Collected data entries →
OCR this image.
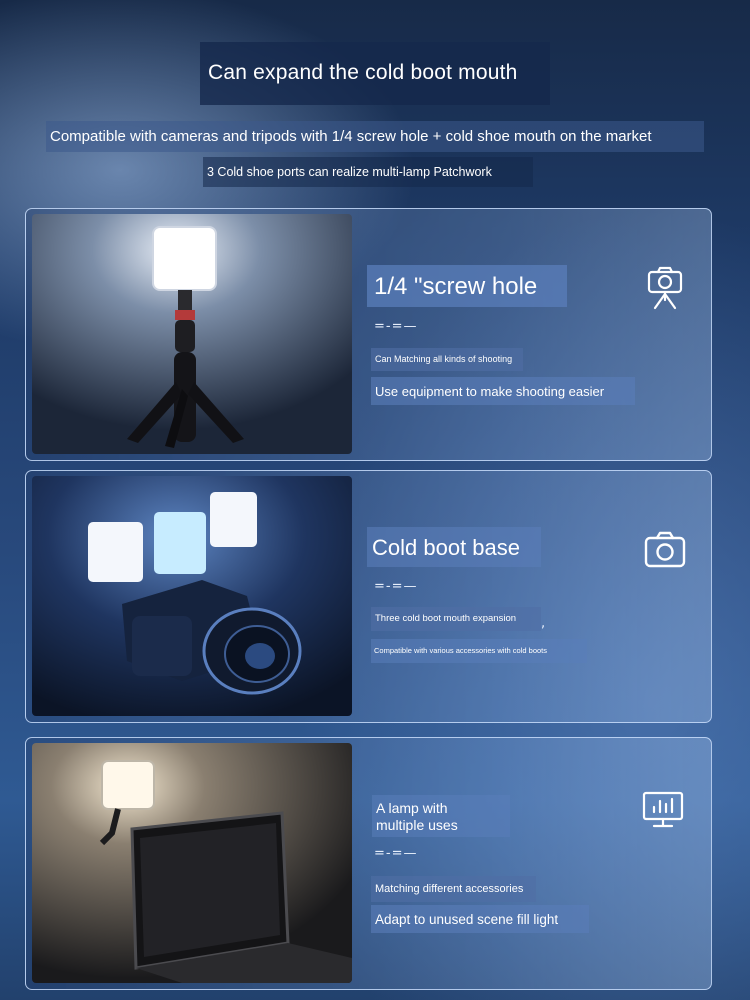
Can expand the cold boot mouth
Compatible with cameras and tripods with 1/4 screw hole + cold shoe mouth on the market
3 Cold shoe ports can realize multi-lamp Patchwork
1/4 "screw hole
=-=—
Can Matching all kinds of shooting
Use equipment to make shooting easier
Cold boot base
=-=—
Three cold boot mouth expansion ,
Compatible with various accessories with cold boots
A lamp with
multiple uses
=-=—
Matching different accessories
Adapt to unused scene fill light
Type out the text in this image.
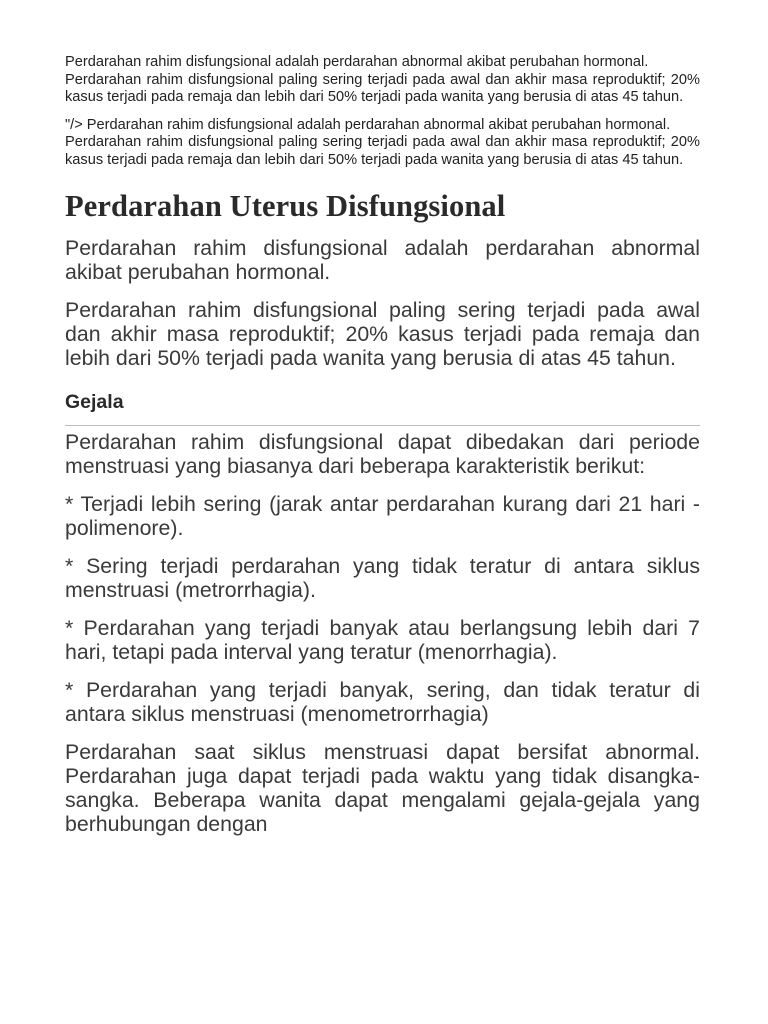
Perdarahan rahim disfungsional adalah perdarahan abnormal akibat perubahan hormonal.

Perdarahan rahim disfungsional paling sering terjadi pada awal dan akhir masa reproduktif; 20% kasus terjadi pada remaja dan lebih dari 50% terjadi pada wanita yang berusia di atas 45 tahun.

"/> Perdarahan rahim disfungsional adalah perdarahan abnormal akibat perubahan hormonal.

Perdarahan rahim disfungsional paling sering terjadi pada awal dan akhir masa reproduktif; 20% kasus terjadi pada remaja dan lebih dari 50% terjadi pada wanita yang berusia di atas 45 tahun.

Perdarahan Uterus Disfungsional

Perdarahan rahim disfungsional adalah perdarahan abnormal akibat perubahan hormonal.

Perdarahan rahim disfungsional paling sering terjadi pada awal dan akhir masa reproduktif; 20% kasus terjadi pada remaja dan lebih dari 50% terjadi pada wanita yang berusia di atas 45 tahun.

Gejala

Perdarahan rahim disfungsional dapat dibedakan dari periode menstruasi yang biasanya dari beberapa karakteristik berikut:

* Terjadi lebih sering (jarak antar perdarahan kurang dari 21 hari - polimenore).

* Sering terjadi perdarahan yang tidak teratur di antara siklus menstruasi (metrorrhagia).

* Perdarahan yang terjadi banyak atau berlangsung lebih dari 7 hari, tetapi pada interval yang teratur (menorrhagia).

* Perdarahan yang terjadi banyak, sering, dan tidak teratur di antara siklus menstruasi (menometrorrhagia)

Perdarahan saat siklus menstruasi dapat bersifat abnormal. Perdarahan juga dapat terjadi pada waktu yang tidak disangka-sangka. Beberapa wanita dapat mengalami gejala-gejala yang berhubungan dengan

The problem → Leave out every picture, and copy exactly the lines from the line that contains "Type out the text in this image." through the end of the material.

Response to this task →
Type out the text in this image.
Perdarahan rahim disfungsional adalah perdarahan abnormal akibat perubahan hormonal.

Perdarahan rahim disfungsional paling sering terjadi pada awal dan akhir masa reproduktif; 20% kasus terjadi pada remaja dan lebih dari 50% terjadi pada wanita yang berusia di atas 45 tahun.

"/> Perdarahan rahim disfungsional adalah perdarahan abnormal akibat perubahan hormonal.

Perdarahan rahim disfungsional paling sering terjadi pada awal dan akhir masa reproduktif; 20% kasus terjadi pada remaja dan lebih dari 50% terjadi pada wanita yang berusia di atas 45 tahun.

Perdarahan Uterus Disfungsional

Perdarahan rahim disfungsional adalah perdarahan abnormal akibat perubahan hormonal.

Perdarahan rahim disfungsional paling sering terjadi pada awal dan akhir masa reproduktif; 20% kasus terjadi pada remaja dan lebih dari 50% terjadi pada wanita yang berusia di atas 45 tahun.

Gejala

Perdarahan rahim disfungsional dapat dibedakan dari periode menstruasi yang biasanya dari beberapa karakteristik berikut:

* Terjadi lebih sering (jarak antar perdarahan kurang dari 21 hari - polimenore).

* Sering terjadi perdarahan yang tidak teratur di antara siklus menstruasi (metrorrhagia).

* Perdarahan yang terjadi banyak atau berlangsung lebih dari 7 hari, tetapi pada interval yang teratur (menorrhagia).

* Perdarahan yang terjadi banyak, sering, dan tidak teratur di antara siklus menstruasi (menometrorrhagia)

Perdarahan saat siklus menstruasi dapat bersifat abnormal. Perdarahan juga dapat terjadi pada waktu yang tidak disangka-sangka. Beberapa wanita dapat mengalami gejala-gejala yang berhubungan dengan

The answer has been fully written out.